> _THE REQUEST_:
Write out the listing in full, matching it word for word.

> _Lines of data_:
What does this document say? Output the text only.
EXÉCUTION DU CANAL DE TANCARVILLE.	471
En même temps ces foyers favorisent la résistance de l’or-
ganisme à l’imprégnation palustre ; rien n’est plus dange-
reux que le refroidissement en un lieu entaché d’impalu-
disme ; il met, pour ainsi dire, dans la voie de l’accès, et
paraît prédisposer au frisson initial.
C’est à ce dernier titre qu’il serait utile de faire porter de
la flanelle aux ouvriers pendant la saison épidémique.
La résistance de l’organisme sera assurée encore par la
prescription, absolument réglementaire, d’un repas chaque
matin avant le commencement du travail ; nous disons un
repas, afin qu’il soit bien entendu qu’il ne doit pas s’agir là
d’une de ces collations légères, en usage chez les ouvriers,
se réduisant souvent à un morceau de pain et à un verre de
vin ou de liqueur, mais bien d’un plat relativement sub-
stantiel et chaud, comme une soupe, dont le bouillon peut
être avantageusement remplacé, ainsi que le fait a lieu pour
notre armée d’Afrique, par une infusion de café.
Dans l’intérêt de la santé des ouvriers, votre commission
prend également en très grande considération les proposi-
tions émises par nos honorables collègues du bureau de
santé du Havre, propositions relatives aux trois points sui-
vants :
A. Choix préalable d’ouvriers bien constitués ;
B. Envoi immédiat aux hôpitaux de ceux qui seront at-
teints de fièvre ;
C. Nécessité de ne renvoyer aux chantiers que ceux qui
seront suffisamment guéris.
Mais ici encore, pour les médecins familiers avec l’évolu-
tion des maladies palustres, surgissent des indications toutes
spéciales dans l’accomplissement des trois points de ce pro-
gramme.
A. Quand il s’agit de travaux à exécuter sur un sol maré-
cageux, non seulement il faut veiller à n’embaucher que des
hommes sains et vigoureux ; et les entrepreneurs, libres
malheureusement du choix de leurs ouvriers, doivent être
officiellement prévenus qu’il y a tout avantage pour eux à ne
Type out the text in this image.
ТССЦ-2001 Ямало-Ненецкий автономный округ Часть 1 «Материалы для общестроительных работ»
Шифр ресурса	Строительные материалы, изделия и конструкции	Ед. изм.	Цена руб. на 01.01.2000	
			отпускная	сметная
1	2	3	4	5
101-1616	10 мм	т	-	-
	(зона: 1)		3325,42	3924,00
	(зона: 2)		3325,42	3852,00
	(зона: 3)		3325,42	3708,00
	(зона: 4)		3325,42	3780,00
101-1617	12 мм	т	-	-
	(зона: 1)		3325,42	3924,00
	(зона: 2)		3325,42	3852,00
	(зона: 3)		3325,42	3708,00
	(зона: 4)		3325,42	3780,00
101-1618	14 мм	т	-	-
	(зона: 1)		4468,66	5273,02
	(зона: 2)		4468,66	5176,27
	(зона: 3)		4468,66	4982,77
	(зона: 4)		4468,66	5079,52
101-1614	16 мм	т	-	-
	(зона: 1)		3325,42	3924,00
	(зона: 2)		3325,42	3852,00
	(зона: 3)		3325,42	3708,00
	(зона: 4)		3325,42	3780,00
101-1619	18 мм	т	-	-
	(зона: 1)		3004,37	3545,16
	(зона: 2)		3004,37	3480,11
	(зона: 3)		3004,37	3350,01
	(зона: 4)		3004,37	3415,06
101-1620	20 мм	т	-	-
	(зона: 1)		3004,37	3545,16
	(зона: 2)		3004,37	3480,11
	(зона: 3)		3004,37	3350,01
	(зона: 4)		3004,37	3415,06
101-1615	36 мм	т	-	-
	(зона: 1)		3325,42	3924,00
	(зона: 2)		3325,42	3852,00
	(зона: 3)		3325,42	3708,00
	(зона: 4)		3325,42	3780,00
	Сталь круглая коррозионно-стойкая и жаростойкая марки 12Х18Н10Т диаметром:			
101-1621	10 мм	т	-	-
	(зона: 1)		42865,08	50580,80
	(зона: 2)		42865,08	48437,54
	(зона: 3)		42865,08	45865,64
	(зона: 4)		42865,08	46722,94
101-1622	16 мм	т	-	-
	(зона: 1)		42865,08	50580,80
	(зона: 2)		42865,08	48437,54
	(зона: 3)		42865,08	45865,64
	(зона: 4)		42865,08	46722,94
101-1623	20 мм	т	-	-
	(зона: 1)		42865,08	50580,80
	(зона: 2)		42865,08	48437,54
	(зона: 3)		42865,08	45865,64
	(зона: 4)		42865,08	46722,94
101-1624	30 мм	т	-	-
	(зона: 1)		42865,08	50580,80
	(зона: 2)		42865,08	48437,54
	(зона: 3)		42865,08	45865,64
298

> _FINISHED TASK_:
What does this document say? Output the text only.
EXÉCUTION DU CANAL DE TANCARVILLE.	471
En même temps ces foyers favorisent la résistance de l’or-
ganisme à l’imprégnation palustre ; rien n’est plus dange-
reux que le refroidissement en un lieu entaché d’impalu-
disme ; il met, pour ainsi dire, dans la voie de l’accès, et
paraît prédisposer au frisson initial.
C’est à ce dernier titre qu’il serait utile de faire porter de
la flanelle aux ouvriers pendant la saison épidémique.
La résistance de l’organisme sera assurée encore par la
prescription, absolument réglementaire, d’un repas chaque
matin avant le commencement du travail ; nous disons un
repas, afin qu’il soit bien entendu qu’il ne doit pas s’agir là
d’une de ces collations légères, en usage chez les ouvriers,
se réduisant souvent à un morceau de pain et à un verre de
vin ou de liqueur, mais bien d’un plat relativement sub-
stantiel et chaud, comme une soupe, dont le bouillon peut
être avantageusement remplacé, ainsi que le fait a lieu pour
notre armée d’Afrique, par une infusion de café.
Dans l’intérêt de la santé des ouvriers, votre commission
prend également en très grande considération les proposi-
tions émises par nos honorables collègues du bureau de
santé du Havre, propositions relatives aux trois points sui-
vants :
A. Choix préalable d’ouvriers bien constitués ;
B. Envoi immédiat aux hôpitaux de ceux qui seront at-
teints de fièvre ;
C. Nécessité de ne renvoyer aux chantiers que ceux qui
seront suffisamment guéris.
Mais ici encore, pour les médecins familiers avec l’évolu-
tion des maladies palustres, surgissent des indications toutes
spéciales dans l’accomplissement des trois points de ce pro-
gramme.
A. Quand il s’agit de travaux à exécuter sur un sol maré-
cageux, non seulement il faut veiller à n’embaucher que des
hommes sains et vigoureux ; et les entrepreneurs, libres
malheureusement du choix de leurs ouvriers, doivent être
officiellement prévenus qu’il y a tout avantage pour eux à ne
Type out the text in this image.
ТССЦ-2001 Ямало-Ненецкий автономный округ Часть 1 «Материалы для общестроительных работ»
Шифр ресурса	Строительные материалы, изделия и конструкции	Ед. изм.	Цена руб. на 01.01.2000	
			отпускная	сметная
1	2	3	4	5
101-1616	10 мм	т	-	-
	(зона: 1)		3325,42	3924,00
	(зона: 2)		3325,42	3852,00
	(зона: 3)		3325,42	3708,00
	(зона: 4)		3325,42	3780,00
101-1617	12 мм	т	-	-
	(зона: 1)		3325,42	3924,00
	(зона: 2)		3325,42	3852,00
	(зона: 3)		3325,42	3708,00
	(зона: 4)		3325,42	3780,00
101-1618	14 мм	т	-	-
	(зона: 1)		4468,66	5273,02
	(зона: 2)		4468,66	5176,27
	(зона: 3)		4468,66	4982,77
	(зона: 4)		4468,66	5079,52
101-1614	16 мм	т	-	-
	(зона: 1)		3325,42	3924,00
	(зона: 2)		3325,42	3852,00
	(зона: 3)		3325,42	3708,00
	(зона: 4)		3325,42	3780,00
101-1619	18 мм	т	-	-
	(зона: 1)		3004,37	3545,16
	(зона: 2)		3004,37	3480,11
	(зона: 3)		3004,37	3350,01
	(зона: 4)		3004,37	3415,06
101-1620	20 мм	т	-	-
	(зона: 1)		3004,37	3545,16
	(зона: 2)		3004,37	3480,11
	(зона: 3)		3004,37	3350,01
	(зона: 4)		3004,37	3415,06
101-1615	36 мм	т	-	-
	(зона: 1)		3325,42	3924,00
	(зона: 2)		3325,42	3852,00
	(зона: 3)		3325,42	3708,00
	(зона: 4)		3325,42	3780,00
	Сталь круглая коррозионно-стойкая и жаростойкая марки 12Х18Н10Т диаметром:			
101-1621	10 мм	т	-	-
	(зона: 1)		42865,08	50580,80
	(зона: 2)		42865,08	48437,54
	(зона: 3)		42865,08	45865,64
	(зона: 4)		42865,08	46722,94
101-1622	16 мм	т	-	-
	(зона: 1)		42865,08	50580,80
	(зона: 2)		42865,08	48437,54
	(зона: 3)		42865,08	45865,64
	(зона: 4)		42865,08	46722,94
101-1623	20 мм	т	-	-
	(зона: 1)		42865,08	50580,80
	(зона: 2)		42865,08	48437,54
	(зона: 3)		42865,08	45865,64
	(зона: 4)		42865,08	46722,94
101-1624	30 мм	т	-	-
	(зона: 1)		42865,08	50580,80
	(зона: 2)		42865,08	48437,54
	(зона: 3)		42865,08	45865,64
298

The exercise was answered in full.